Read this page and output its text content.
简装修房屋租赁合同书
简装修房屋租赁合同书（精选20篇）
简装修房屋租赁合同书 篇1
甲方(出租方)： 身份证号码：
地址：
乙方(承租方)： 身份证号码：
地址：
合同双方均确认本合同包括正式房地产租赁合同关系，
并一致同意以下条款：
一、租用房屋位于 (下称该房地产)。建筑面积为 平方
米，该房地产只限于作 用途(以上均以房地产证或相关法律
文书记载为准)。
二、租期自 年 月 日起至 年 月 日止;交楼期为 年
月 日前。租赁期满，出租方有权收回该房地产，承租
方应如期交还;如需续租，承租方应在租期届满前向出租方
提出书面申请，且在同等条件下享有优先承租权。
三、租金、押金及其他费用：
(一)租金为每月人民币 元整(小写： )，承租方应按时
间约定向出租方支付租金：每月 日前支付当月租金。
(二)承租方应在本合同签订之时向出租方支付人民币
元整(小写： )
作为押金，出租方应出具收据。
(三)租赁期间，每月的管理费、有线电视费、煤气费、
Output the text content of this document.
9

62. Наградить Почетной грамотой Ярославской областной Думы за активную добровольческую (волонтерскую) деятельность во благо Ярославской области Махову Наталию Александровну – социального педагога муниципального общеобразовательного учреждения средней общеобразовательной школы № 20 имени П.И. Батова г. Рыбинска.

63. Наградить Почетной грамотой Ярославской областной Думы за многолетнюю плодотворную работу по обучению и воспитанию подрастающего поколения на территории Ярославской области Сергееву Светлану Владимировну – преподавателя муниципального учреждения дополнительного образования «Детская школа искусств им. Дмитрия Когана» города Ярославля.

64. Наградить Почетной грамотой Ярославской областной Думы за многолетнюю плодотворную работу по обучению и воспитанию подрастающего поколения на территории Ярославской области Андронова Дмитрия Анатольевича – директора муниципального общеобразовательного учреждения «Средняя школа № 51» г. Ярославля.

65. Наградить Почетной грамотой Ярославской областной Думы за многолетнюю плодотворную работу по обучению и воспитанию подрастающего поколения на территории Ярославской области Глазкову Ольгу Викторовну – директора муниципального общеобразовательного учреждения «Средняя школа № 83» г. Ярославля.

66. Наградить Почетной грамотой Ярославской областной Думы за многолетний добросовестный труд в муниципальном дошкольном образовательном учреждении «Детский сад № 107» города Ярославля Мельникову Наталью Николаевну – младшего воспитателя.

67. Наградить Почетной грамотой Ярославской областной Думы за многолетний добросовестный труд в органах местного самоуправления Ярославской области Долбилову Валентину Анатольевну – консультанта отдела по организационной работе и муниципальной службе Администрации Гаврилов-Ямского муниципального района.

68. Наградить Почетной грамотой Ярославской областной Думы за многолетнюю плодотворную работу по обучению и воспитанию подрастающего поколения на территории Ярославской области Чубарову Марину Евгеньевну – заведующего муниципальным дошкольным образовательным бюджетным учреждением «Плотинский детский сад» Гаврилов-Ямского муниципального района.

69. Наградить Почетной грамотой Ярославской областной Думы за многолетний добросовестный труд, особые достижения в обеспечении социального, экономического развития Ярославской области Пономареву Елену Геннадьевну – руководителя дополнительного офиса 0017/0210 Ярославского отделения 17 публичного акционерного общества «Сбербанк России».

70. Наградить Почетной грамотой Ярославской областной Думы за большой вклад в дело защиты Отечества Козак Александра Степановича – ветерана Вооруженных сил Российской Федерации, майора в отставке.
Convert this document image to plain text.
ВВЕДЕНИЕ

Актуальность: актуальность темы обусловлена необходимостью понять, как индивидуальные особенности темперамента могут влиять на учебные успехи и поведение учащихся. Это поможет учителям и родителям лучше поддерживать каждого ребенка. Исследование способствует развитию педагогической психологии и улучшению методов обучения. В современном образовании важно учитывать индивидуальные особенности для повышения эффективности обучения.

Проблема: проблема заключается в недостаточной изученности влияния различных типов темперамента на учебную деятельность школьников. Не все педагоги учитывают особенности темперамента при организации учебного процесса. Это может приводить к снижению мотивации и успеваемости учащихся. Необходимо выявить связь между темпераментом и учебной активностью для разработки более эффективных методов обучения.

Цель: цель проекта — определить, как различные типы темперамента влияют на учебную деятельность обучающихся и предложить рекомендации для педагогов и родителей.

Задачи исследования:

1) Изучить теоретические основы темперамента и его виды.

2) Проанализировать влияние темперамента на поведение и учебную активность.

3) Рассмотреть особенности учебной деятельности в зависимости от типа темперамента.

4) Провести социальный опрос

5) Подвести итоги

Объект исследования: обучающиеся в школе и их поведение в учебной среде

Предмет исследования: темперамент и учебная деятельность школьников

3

* WHAT YOU NEED TO DO:
Could you transcribe the records in full, exactly?

* COMPLETED EXERCISE:
Read this page and output its text content.
简装修房屋租赁合同书
简装修房屋租赁合同书（精选20篇）
简装修房屋租赁合同书 篇1
甲方(出租方)： 身份证号码：
地址：
乙方(承租方)： 身份证号码：
地址：
合同双方均确认本合同包括正式房地产租赁合同关系，
并一致同意以下条款：
一、租用房屋位于 (下称该房地产)。建筑面积为 平方
米，该房地产只限于作 用途(以上均以房地产证或相关法律
文书记载为准)。
二、租期自 年 月 日起至 年 月 日止;交楼期为 年
月 日前。租赁期满，出租方有权收回该房地产，承租
方应如期交还;如需续租，承租方应在租期届满前向出租方
提出书面申请，且在同等条件下享有优先承租权。
三、租金、押金及其他费用：
(一)租金为每月人民币 元整(小写： )，承租方应按时
间约定向出租方支付租金：每月 日前支付当月租金。
(二)承租方应在本合同签订之时向出租方支付人民币
元整(小写： )
作为押金，出租方应出具收据。
(三)租赁期间，每月的管理费、有线电视费、煤气费、
Output the text content of this document.
9

62. Наградить Почетной грамотой Ярославской областной Думы за активную добровольческую (волонтерскую) деятельность во благо Ярославской области Махову Наталию Александровну – социального педагога муниципального общеобразовательного учреждения средней общеобразовательной школы № 20 имени П.И. Батова г. Рыбинска.

63. Наградить Почетной грамотой Ярославской областной Думы за многолетнюю плодотворную работу по обучению и воспитанию подрастающего поколения на территории Ярославской области Сергееву Светлану Владимировну – преподавателя муниципального учреждения дополнительного образования «Детская школа искусств им. Дмитрия Когана» города Ярославля.

64. Наградить Почетной грамотой Ярославской областной Думы за многолетнюю плодотворную работу по обучению и воспитанию подрастающего поколения на территории Ярославской области Андронова Дмитрия Анатольевича – директора муниципального общеобразовательного учреждения «Средняя школа № 51» г. Ярославля.

65. Наградить Почетной грамотой Ярославской областной Думы за многолетнюю плодотворную работу по обучению и воспитанию подрастающего поколения на территории Ярославской области Глазкову Ольгу Викторовну – директора муниципального общеобразовательного учреждения «Средняя школа № 83» г. Ярославля.

66. Наградить Почетной грамотой Ярославской областной Думы за многолетний добросовестный труд в муниципальном дошкольном образовательном учреждении «Детский сад № 107» города Ярославля Мельникову Наталью Николаевну – младшего воспитателя.

67. Наградить Почетной грамотой Ярославской областной Думы за многолетний добросовестный труд в органах местного самоуправления Ярославской области Долбилову Валентину Анатольевну – консультанта отдела по организационной работе и муниципальной службе Администрации Гаврилов-Ямского муниципального района.

68. Наградить Почетной грамотой Ярославской областной Думы за многолетнюю плодотворную работу по обучению и воспитанию подрастающего поколения на территории Ярославской области Чубарову Марину Евгеньевну – заведующего муниципальным дошкольным образовательным бюджетным учреждением «Плотинский детский сад» Гаврилов-Ямского муниципального района.

69. Наградить Почетной грамотой Ярославской областной Думы за многолетний добросовестный труд, особые достижения в обеспечении социального, экономического развития Ярославской области Пономареву Елену Геннадьевну – руководителя дополнительного офиса 0017/0210 Ярославского отделения 17 публичного акционерного общества «Сбербанк России».

70. Наградить Почетной грамотой Ярославской областной Думы за большой вклад в дело защиты Отечества Козак Александра Степановича – ветерана Вооруженных сил Российской Федерации, майора в отставке.
Convert this document image to plain text.
ВВЕДЕНИЕ

Актуальность: актуальность темы обусловлена необходимостью понять, как индивидуальные особенности темперамента могут влиять на учебные успехи и поведение учащихся. Это поможет учителям и родителям лучше поддерживать каждого ребенка. Исследование способствует развитию педагогической психологии и улучшению методов обучения. В современном образовании важно учитывать индивидуальные особенности для повышения эффективности обучения.

Проблема: проблема заключается в недостаточной изученности влияния различных типов темперамента на учебную деятельность школьников. Не все педагоги учитывают особенности темперамента при организации учебного процесса. Это может приводить к снижению мотивации и успеваемости учащихся. Необходимо выявить связь между темпераментом и учебной активностью для разработки более эффективных методов обучения.

Цель: цель проекта — определить, как различные типы темперамента влияют на учебную деятельность обучающихся и предложить рекомендации для педагогов и родителей.

Задачи исследования:

1) Изучить теоретические основы темперамента и его виды.

2) Проанализировать влияние темперамента на поведение и учебную активность.

3) Рассмотреть особенности учебной деятельности в зависимости от типа темперамента.

4) Провести социальный опрос

5) Подвести итоги

Объект исследования: обучающиеся в школе и их поведение в учебной среде

Предмет исследования: темперамент и учебная деятельность школьников

3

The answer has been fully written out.